Stored records
----

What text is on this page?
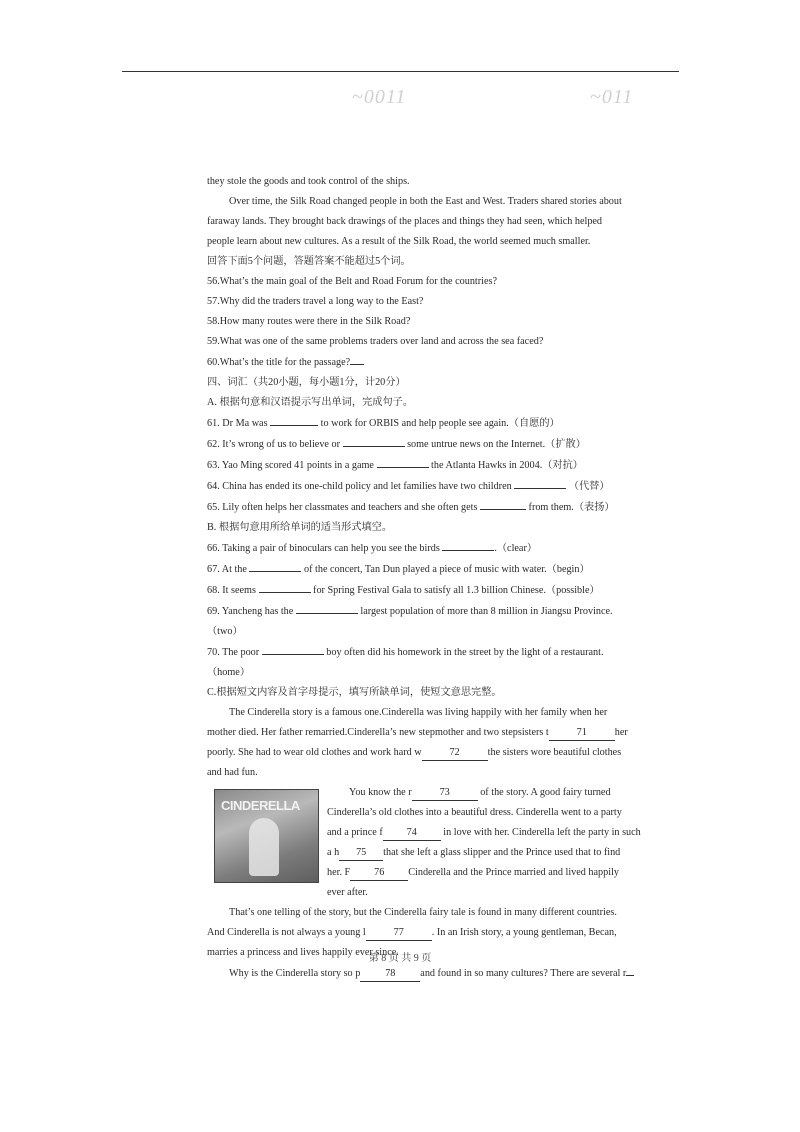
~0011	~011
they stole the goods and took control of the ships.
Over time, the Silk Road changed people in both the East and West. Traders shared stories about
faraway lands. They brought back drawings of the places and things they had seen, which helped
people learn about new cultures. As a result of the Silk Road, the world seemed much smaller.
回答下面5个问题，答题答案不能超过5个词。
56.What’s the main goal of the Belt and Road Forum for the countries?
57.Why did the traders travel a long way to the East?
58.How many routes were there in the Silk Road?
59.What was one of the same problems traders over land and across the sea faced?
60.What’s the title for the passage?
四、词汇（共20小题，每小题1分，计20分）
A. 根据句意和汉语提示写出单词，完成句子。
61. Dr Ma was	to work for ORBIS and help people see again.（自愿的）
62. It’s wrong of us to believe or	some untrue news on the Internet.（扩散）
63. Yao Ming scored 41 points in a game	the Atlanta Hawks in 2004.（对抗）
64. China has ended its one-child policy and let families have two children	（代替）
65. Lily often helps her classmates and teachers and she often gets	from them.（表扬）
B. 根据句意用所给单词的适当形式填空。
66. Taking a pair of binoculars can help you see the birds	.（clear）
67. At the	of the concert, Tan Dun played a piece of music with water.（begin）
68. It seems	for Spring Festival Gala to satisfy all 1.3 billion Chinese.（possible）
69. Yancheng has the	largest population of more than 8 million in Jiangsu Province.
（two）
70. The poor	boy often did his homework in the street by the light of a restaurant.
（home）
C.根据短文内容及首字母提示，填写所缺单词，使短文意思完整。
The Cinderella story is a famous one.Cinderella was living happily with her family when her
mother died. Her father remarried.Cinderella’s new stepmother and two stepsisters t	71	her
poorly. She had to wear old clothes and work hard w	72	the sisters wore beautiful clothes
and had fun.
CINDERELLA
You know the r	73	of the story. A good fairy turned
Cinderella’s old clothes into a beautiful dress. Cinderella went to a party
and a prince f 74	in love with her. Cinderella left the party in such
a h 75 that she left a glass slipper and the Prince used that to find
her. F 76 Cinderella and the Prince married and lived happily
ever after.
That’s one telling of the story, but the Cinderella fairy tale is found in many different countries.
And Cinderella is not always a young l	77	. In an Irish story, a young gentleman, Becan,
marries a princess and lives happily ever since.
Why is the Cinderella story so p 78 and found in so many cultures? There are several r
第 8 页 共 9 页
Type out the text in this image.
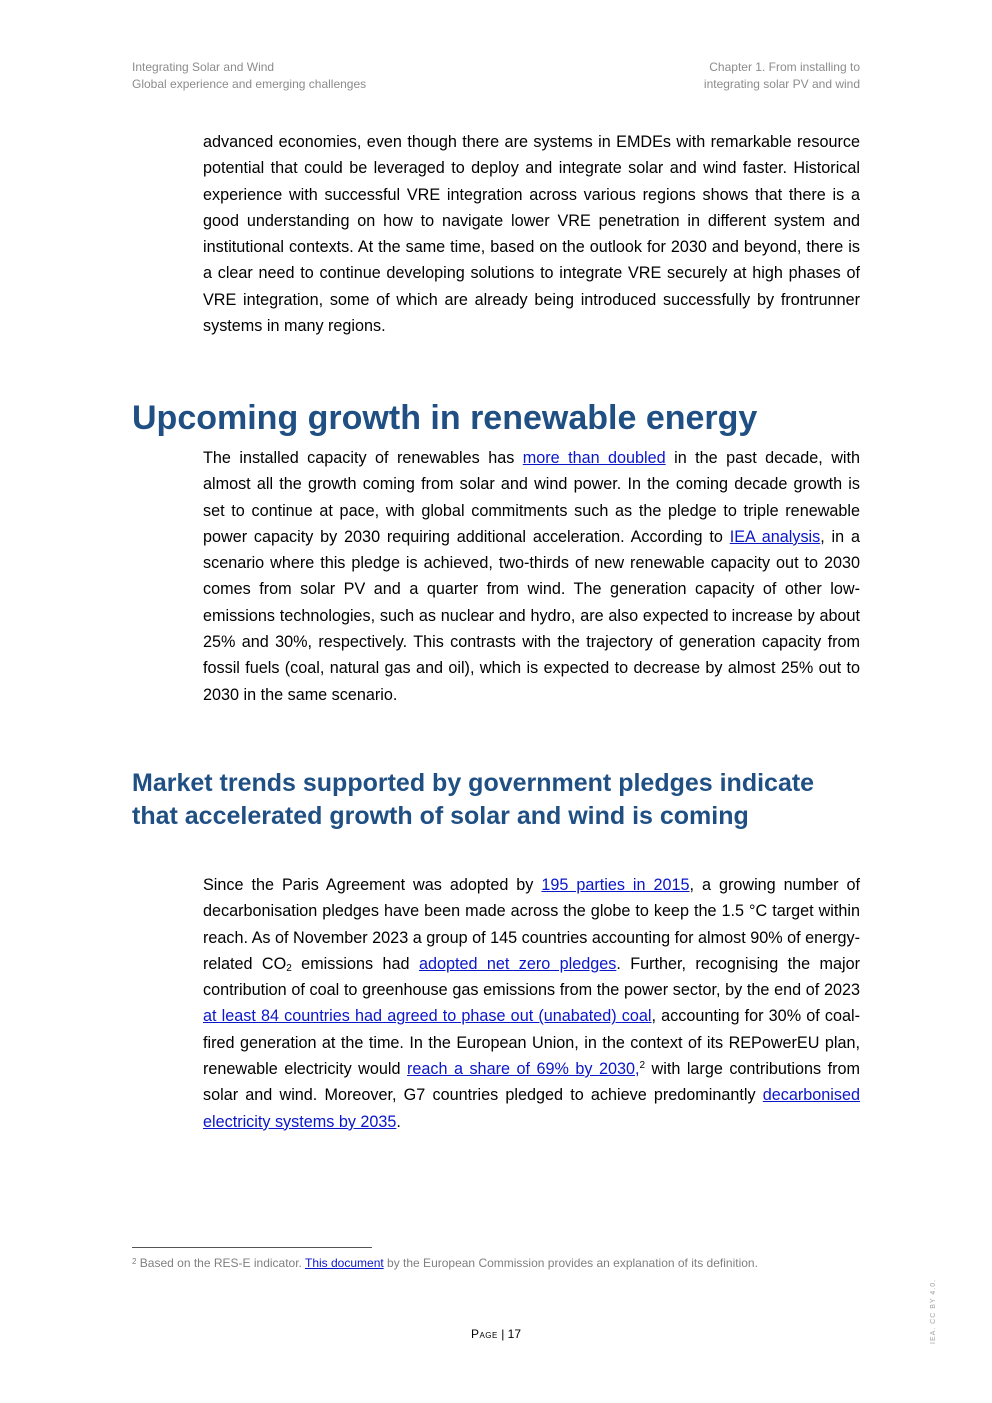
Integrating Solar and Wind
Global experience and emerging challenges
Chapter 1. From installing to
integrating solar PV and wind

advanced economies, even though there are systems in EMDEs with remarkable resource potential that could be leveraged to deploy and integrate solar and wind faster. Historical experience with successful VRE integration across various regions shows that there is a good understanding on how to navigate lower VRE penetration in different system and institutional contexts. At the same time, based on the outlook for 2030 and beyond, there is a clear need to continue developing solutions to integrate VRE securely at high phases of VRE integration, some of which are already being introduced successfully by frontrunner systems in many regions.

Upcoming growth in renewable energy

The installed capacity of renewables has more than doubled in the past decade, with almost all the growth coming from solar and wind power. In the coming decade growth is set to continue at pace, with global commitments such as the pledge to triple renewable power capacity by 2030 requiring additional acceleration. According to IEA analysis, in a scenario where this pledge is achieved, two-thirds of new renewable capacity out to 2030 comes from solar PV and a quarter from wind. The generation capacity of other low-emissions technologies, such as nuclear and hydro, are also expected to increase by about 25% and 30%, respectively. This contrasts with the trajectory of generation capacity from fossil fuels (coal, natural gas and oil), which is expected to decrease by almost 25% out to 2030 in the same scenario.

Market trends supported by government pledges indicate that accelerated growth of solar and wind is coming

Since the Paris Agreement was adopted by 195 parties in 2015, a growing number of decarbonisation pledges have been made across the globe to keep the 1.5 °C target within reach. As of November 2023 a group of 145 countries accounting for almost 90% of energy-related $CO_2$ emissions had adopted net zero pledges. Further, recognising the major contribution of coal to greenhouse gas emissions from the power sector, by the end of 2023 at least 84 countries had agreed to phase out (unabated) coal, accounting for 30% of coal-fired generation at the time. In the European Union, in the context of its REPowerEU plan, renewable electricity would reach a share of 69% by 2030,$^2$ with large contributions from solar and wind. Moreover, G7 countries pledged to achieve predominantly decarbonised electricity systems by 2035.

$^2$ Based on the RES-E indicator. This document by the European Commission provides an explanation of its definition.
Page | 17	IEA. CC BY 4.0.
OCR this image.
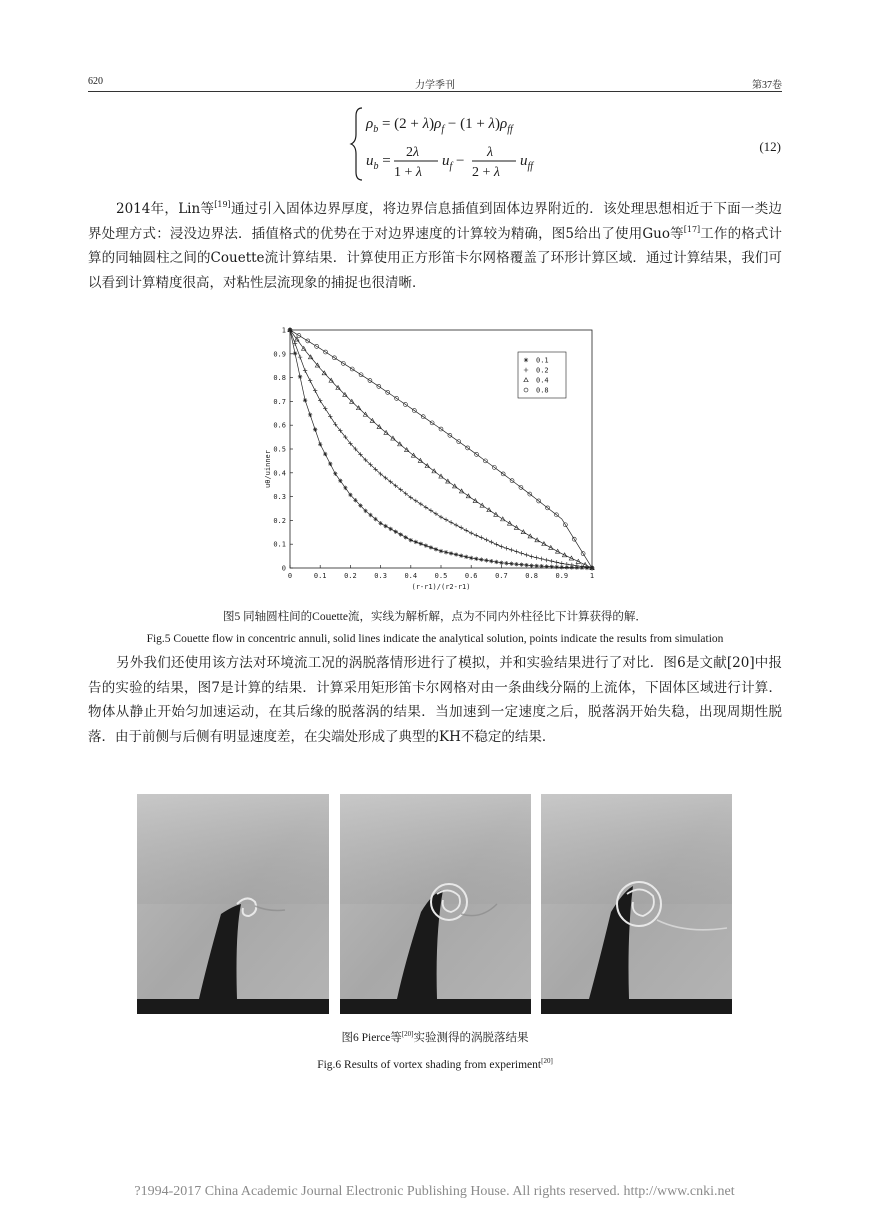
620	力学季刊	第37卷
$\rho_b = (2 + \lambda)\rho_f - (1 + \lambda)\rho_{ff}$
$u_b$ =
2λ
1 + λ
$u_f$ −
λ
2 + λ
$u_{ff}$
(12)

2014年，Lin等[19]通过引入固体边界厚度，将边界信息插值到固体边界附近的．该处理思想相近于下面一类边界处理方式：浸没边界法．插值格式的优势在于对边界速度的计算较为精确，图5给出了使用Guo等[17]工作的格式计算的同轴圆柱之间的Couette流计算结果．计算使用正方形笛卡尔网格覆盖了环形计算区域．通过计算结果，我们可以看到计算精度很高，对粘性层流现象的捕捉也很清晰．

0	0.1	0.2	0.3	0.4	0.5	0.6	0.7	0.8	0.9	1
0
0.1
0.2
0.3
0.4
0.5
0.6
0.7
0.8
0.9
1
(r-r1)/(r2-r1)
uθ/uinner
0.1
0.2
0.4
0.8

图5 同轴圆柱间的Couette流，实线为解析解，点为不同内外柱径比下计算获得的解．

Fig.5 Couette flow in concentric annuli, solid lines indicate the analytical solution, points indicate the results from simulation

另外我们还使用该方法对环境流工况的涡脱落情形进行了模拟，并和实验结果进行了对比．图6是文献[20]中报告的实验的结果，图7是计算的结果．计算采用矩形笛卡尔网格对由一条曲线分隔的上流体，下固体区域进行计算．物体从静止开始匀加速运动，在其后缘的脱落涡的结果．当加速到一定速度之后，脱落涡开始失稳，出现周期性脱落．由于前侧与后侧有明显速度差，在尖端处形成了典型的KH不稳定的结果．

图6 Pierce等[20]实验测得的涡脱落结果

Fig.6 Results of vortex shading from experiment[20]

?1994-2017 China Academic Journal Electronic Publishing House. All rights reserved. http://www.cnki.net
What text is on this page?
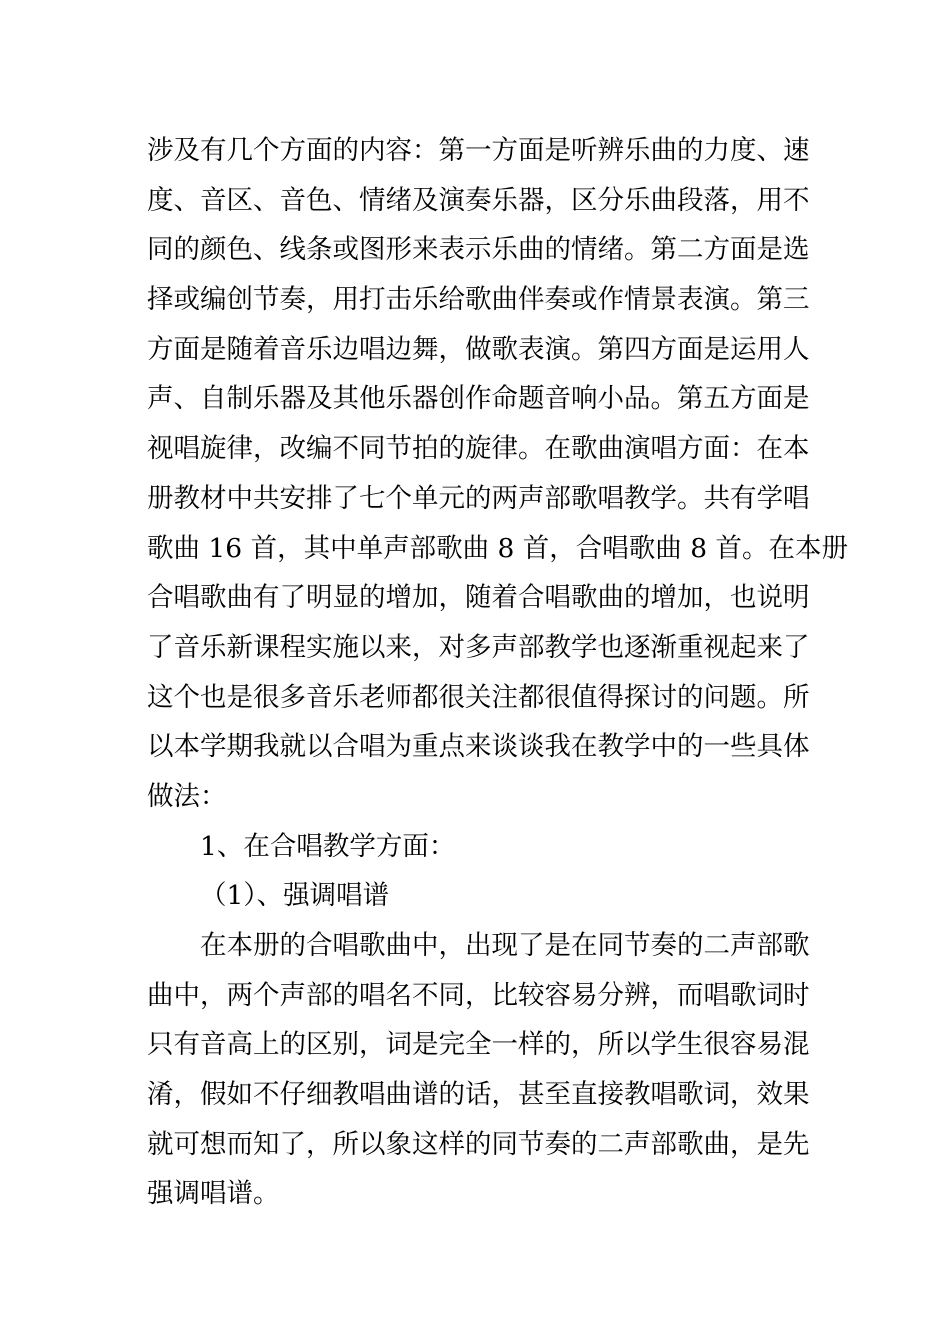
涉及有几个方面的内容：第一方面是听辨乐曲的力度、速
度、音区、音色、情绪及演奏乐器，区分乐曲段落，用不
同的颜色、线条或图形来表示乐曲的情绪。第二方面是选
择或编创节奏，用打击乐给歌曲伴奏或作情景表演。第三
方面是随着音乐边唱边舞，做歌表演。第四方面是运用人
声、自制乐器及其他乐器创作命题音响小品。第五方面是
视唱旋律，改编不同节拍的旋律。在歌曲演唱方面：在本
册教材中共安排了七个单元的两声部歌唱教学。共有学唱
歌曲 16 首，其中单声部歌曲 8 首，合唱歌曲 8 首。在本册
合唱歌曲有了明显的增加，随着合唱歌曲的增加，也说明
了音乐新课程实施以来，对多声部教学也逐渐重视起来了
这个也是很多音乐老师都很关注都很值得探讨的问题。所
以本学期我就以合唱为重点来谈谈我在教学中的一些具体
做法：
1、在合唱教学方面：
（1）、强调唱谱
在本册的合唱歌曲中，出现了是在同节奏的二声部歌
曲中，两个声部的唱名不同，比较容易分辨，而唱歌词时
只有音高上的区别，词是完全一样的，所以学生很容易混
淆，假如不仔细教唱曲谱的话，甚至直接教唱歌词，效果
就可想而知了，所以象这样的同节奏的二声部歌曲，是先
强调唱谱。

----

◆ What to do
Take every line that includes the string "same" and copy it.

◆ Exercise response
59.What was one of the same problems traders over land and across the sea faced?
advanced economies, even though there are systems in EMDEs with remarkable resource potential that could be leveraged to deploy and integrate solar and wind faster. Historical experience with successful VRE integration across various regions shows that there is a good understanding on how to navigate lower VRE penetration in different system and institutional contexts. At the same time, based on the outlook for 2030 and beyond, there is a clear need to continue developing solutions to integrate VRE securely at high phases of VRE integration, some of which are already being introduced successfully by frontrunner systems in many regions.
The installed capacity of renewables has more than doubled in the past decade, with almost all the growth coming from solar and wind power. In the coming decade growth is set to continue at pace, with global commitments such as the pledge to triple renewable power capacity by 2030 requiring additional acceleration. According to IEA analysis, in a scenario where this pledge is achieved, two-thirds of new renewable capacity out to 2030 comes from solar PV and a quarter from wind. The generation capacity of other low-emissions technologies, such as nuclear and hydro, are also expected to increase by about 25% and 30%, respectively. This contrasts with the trajectory of generation capacity from fossil fuels (coal, natural gas and oil), which is expected to decrease by almost 25% out to 2030 in the same scenario.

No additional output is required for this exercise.